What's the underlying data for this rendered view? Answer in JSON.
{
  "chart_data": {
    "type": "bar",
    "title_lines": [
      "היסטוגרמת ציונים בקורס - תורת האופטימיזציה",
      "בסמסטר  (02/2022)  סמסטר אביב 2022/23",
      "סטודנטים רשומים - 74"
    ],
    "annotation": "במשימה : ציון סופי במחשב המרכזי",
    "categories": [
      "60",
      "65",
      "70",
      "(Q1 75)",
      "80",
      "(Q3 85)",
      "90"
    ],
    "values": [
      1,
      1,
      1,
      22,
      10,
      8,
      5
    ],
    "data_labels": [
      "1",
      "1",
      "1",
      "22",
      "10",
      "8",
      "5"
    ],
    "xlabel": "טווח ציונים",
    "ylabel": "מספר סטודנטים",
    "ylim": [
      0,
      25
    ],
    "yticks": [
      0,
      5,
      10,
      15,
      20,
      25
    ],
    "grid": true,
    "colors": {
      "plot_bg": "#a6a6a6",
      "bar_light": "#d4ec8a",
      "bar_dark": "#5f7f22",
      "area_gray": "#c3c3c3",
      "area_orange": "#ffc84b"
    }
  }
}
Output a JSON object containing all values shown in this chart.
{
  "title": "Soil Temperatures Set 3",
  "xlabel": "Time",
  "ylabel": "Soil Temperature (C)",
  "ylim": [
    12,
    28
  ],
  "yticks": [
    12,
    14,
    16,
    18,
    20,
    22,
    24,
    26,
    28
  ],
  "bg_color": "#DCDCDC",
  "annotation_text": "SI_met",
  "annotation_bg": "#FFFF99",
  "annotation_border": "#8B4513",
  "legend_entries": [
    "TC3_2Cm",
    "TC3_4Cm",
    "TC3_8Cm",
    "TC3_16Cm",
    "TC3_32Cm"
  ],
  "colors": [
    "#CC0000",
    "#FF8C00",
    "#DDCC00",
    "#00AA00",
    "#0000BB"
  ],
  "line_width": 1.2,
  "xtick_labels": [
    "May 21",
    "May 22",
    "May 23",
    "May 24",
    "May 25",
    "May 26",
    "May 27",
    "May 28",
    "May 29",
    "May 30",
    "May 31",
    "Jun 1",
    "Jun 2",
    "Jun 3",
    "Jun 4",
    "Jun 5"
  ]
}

========

_Required task_
State the number of lines in these entries that include the string "JSON". Provide nothing beyond that number.

_Worked solution_
2